Data records:
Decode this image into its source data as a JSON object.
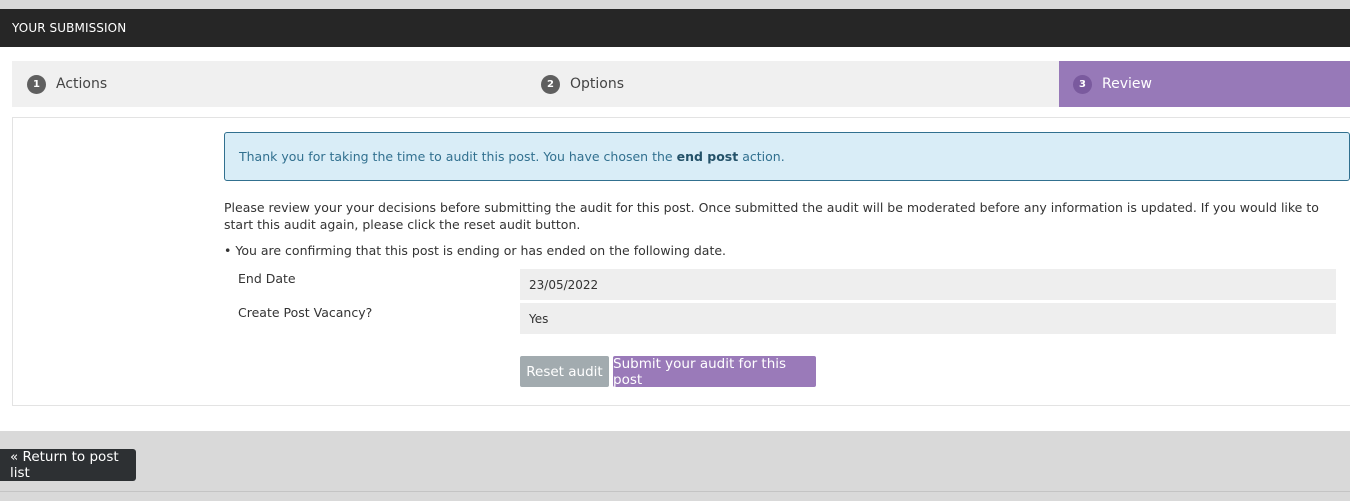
{
  "header": {
    "title": "YOUR SUBMISSION"
  },
  "steps": [
    {
      "number": "1",
      "label": "Actions"
    },
    {
      "number": "2",
      "label": "Options"
    },
    {
      "number": "3",
      "label": "Review"
    }
  ],
  "active_step": "Review",
  "alert": {
    "text_before": "Thank you for taking the time to audit this post. You have chosen the",
    "bold": "end post",
    "text_after": "action."
  },
  "intro": "Please review your your decisions before submitting the audit for this post. Once submitted the audit will be moderated before any information is updated. If you would like to start this audit again, please click the reset audit button.",
  "confirm_text": "• You are confirming that this post is ending or has ended on the following date.",
  "summary": [
    {
      "label": "End Date",
      "value": "23/05/2022"
    },
    {
      "label": "Create Post Vacancy?",
      "value": "Yes"
    }
  ],
  "buttons": {
    "reset": "Reset audit",
    "submit": "Submit your audit for this post"
  },
  "footer": {
    "back_link": "« Return to post list"
  },
  "colors": {
    "accent": "#9779b8",
    "header_bg": "#262626",
    "alert_bg": "#d9edf7",
    "reset_button": "#a2abaf"
  }
}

→ **Instruction**
Of all the lines in the listing above, how many include "label"? Write only the number.

→ **Answer to the exercise**
5